* **Task description**:
Copy everything in the listing below word for word, apart from any images.

* **Information supplied**:
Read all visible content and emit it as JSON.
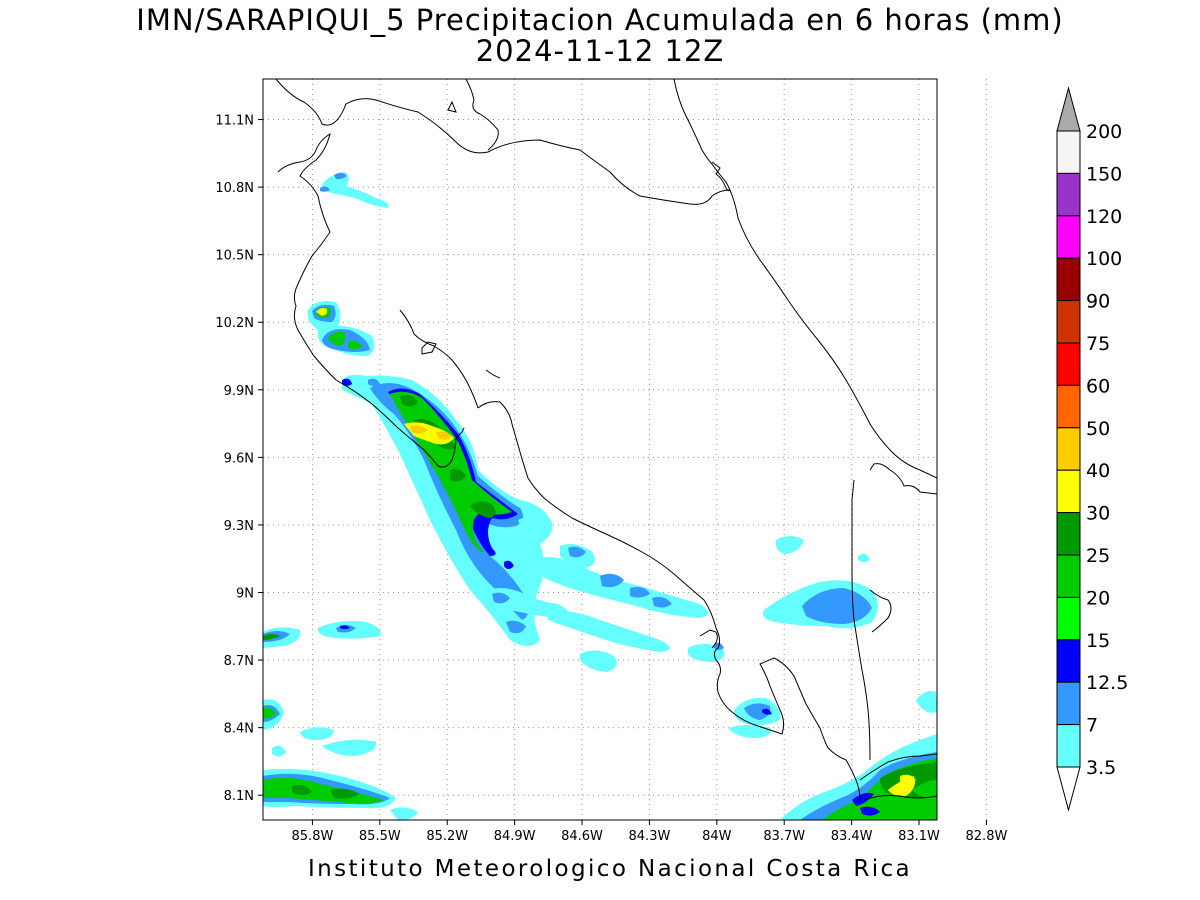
{
  "title": {
    "line1": "IMN/SARAPIQUI_5 Precipitacion Acumulada en 6 horas (mm)",
    "line2": "2024-11-12 12Z"
  },
  "footer": "Instituto Meteorologico Nacional Costa Rica",
  "map": {
    "lon_range": [
      -86.02,
      -83.02
    ],
    "lat_range": [
      7.99,
      11.28
    ],
    "grid": "dotted",
    "lat_ticks": [
      "11.1N",
      "10.8N",
      "10.5N",
      "10.2N",
      "9.9N",
      "9.6N",
      "9.3N",
      "9N",
      "8.7N",
      "8.4N",
      "8.1N"
    ],
    "lat_values": [
      11.1,
      10.8,
      10.5,
      10.2,
      9.9,
      9.6,
      9.3,
      9.0,
      8.7,
      8.4,
      8.1
    ],
    "lon_ticks": [
      "85.8W",
      "85.5W",
      "85.2W",
      "84.9W",
      "84.6W",
      "84.3W",
      "84W",
      "83.7W",
      "83.4W",
      "83.1W",
      "82.8W"
    ],
    "lon_values": [
      -85.8,
      -85.5,
      -85.2,
      -84.9,
      -84.6,
      -84.3,
      -84.0,
      -83.7,
      -83.4,
      -83.1,
      -82.8
    ]
  },
  "colorbar": {
    "labels": [
      "3.5",
      "7",
      "12.5",
      "15",
      "20",
      "25",
      "30",
      "40",
      "50",
      "60",
      "75",
      "90",
      "100",
      "120",
      "150",
      "200"
    ],
    "colors": [
      "#66ffff",
      "#3399ff",
      "#0000ff",
      "#00ff00",
      "#00cc00",
      "#009900",
      "#ffff00",
      "#ffcc00",
      "#ff6600",
      "#ff0000",
      "#cc3300",
      "#990000",
      "#ff00ff",
      "#9933cc",
      "#f5f5f5"
    ],
    "under_color": "#ffffff",
    "over_color": "#aaaaaa"
  }
}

* **Exercise response**:
Read all visible content and emit it as JSON.
{
  "title": {
    "line1": "IMN/SARAPIQUI_5 Precipitacion Acumulada en 6 horas (mm)",
    "line2": "2024-11-12 12Z"
  },
  "footer": "Instituto Meteorologico Nacional Costa Rica",
  "map": {
    "lon_range": [
      -86.02,
      -83.02
    ],
    "lat_range": [
      7.99,
      11.28
    ],
    "grid": "dotted",
    "lat_ticks": [
      "11.1N",
      "10.8N",
      "10.5N",
      "10.2N",
      "9.9N",
      "9.6N",
      "9.3N",
      "9N",
      "8.7N",
      "8.4N",
      "8.1N"
    ],
    "lat_values": [
      11.1,
      10.8,
      10.5,
      10.2,
      9.9,
      9.6,
      9.3,
      9.0,
      8.7,
      8.4,
      8.1
    ],
    "lon_ticks": [
      "85.8W",
      "85.5W",
      "85.2W",
      "84.9W",
      "84.6W",
      "84.3W",
      "84W",
      "83.7W",
      "83.4W",
      "83.1W",
      "82.8W"
    ],
    "lon_values": [
      -85.8,
      -85.5,
      -85.2,
      -84.9,
      -84.6,
      -84.3,
      -84.0,
      -83.7,
      -83.4,
      -83.1,
      -82.8
    ]
  },
  "colorbar": {
    "labels": [
      "3.5",
      "7",
      "12.5",
      "15",
      "20",
      "25",
      "30",
      "40",
      "50",
      "60",
      "75",
      "90",
      "100",
      "120",
      "150",
      "200"
    ],
    "colors": [
      "#66ffff",
      "#3399ff",
      "#0000ff",
      "#00ff00",
      "#00cc00",
      "#009900",
      "#ffff00",
      "#ffcc00",
      "#ff6600",
      "#ff0000",
      "#cc3300",
      "#990000",
      "#ff00ff",
      "#9933cc",
      "#f5f5f5"
    ],
    "under_color": "#ffffff",
    "over_color": "#aaaaaa"
  }
}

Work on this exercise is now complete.